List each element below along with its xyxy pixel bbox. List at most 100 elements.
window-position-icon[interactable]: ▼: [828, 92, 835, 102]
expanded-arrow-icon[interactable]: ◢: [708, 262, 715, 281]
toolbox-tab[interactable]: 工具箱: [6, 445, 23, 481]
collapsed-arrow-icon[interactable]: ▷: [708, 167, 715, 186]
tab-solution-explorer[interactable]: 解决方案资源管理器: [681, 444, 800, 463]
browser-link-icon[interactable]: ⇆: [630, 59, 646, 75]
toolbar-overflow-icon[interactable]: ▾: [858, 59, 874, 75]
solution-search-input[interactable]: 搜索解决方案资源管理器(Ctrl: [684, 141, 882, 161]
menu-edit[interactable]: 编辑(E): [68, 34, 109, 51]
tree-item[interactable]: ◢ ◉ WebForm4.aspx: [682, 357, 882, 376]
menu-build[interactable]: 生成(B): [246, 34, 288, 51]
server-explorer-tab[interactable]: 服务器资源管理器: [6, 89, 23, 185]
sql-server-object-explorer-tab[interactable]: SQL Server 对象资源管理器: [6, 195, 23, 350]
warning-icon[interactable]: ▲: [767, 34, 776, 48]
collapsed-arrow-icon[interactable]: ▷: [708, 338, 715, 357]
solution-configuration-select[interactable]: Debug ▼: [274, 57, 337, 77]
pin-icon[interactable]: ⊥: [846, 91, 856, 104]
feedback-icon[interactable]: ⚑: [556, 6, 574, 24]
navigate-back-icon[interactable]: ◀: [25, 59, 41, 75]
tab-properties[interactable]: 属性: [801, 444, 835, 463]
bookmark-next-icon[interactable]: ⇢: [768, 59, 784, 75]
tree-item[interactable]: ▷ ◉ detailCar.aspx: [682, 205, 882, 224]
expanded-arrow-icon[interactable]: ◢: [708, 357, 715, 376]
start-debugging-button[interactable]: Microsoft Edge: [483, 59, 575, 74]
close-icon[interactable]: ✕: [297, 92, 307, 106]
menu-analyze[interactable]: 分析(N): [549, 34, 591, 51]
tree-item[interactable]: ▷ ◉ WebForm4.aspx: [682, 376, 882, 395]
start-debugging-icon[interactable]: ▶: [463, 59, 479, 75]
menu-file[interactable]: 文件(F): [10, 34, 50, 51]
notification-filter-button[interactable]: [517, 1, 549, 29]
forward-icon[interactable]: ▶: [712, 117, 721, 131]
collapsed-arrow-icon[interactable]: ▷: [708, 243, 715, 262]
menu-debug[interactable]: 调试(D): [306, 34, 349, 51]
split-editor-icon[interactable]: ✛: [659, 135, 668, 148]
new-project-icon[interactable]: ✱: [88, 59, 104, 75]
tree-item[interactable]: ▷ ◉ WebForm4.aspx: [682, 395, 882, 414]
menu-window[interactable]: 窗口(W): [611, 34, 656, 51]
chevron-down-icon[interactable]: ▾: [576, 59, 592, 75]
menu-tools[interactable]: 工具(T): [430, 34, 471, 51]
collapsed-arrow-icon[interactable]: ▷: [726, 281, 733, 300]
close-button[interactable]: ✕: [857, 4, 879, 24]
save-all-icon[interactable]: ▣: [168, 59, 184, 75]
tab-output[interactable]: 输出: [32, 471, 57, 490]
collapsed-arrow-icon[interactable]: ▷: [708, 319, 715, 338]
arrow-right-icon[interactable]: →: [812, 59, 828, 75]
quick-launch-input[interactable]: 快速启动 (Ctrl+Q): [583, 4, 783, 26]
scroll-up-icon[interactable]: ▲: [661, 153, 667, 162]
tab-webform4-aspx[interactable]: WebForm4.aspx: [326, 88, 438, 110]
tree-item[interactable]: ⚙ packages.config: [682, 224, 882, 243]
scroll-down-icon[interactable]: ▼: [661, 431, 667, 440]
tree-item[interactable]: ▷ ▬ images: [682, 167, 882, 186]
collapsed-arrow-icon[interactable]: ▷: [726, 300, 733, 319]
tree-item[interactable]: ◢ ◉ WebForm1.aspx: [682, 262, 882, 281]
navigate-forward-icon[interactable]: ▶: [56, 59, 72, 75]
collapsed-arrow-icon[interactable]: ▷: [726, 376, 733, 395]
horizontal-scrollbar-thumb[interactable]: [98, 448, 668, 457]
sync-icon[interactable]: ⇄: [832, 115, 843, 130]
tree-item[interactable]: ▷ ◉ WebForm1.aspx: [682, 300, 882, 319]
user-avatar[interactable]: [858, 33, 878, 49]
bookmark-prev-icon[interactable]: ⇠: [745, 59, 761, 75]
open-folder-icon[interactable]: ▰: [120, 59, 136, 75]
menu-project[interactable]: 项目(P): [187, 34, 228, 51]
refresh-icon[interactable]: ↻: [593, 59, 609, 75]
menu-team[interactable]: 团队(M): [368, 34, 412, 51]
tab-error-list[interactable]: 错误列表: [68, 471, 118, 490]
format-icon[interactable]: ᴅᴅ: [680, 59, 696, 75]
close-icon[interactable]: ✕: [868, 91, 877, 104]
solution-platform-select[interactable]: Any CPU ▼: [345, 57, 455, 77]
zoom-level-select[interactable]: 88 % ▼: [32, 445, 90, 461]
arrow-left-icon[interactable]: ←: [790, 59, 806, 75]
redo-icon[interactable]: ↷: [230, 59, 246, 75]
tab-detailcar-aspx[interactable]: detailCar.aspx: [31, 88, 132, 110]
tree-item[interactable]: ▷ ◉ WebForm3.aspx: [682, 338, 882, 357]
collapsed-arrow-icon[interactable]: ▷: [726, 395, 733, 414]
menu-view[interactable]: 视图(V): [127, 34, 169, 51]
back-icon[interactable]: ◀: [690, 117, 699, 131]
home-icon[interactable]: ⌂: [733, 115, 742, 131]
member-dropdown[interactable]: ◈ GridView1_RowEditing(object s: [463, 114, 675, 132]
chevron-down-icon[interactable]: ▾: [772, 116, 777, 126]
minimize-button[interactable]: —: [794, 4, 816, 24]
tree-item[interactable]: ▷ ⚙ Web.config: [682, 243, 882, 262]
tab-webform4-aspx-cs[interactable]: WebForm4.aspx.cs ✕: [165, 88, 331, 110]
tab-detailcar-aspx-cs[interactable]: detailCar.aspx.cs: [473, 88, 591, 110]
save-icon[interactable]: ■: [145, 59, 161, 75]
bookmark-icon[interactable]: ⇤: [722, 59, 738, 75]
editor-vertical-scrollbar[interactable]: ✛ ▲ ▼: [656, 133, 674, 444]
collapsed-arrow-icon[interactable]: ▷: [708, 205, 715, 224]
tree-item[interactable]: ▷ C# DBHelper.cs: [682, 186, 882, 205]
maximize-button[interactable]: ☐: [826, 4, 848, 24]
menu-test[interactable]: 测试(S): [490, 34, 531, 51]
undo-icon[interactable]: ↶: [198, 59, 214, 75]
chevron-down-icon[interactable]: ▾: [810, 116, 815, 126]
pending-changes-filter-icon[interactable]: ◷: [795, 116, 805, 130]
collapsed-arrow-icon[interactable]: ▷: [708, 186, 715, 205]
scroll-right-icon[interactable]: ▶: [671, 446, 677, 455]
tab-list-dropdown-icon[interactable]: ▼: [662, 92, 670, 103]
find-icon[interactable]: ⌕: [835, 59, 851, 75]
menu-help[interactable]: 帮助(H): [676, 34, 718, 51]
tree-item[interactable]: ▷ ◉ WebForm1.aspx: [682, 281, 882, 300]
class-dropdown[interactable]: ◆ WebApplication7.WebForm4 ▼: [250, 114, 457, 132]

◆ ◆ ◆ ◆ ◆ ◆ ◆

— Directions —
Reproduce the material above without any changes, from its first line through the line containing "close-icon[interactable]: ✕: [297, 92, 307, 106]".

— Exercise solution —
List each element below along with its xyxy pixel bbox. List at most 100 elements.
window-position-icon[interactable]: ▼: [828, 92, 835, 102]
expanded-arrow-icon[interactable]: ◢: [708, 262, 715, 281]
toolbox-tab[interactable]: 工具箱: [6, 445, 23, 481]
collapsed-arrow-icon[interactable]: ▷: [708, 167, 715, 186]
tab-solution-explorer[interactable]: 解决方案资源管理器: [681, 444, 800, 463]
browser-link-icon[interactable]: ⇆: [630, 59, 646, 75]
toolbar-overflow-icon[interactable]: ▾: [858, 59, 874, 75]
solution-search-input[interactable]: 搜索解决方案资源管理器(Ctrl: [684, 141, 882, 161]
menu-edit[interactable]: 编辑(E): [68, 34, 109, 51]
tree-item[interactable]: ◢ ◉ WebForm4.aspx: [682, 357, 882, 376]
menu-build[interactable]: 生成(B): [246, 34, 288, 51]
server-explorer-tab[interactable]: 服务器资源管理器: [6, 89, 23, 185]
sql-server-object-explorer-tab[interactable]: SQL Server 对象资源管理器: [6, 195, 23, 350]
warning-icon[interactable]: ▲: [767, 34, 776, 48]
collapsed-arrow-icon[interactable]: ▷: [708, 338, 715, 357]
solution-configuration-select[interactable]: Debug ▼: [274, 57, 337, 77]
pin-icon[interactable]: ⊥: [846, 91, 856, 104]
feedback-icon[interactable]: ⚑: [556, 6, 574, 24]
navigate-back-icon[interactable]: ◀: [25, 59, 41, 75]
tab-properties[interactable]: 属性: [801, 444, 835, 463]
bookmark-next-icon[interactable]: ⇢: [768, 59, 784, 75]
tree-item[interactable]: ▷ ◉ detailCar.aspx: [682, 205, 882, 224]
expanded-arrow-icon[interactable]: ◢: [708, 357, 715, 376]
start-debugging-button[interactable]: Microsoft Edge: [483, 59, 575, 74]
close-icon[interactable]: ✕: [297, 92, 307, 106]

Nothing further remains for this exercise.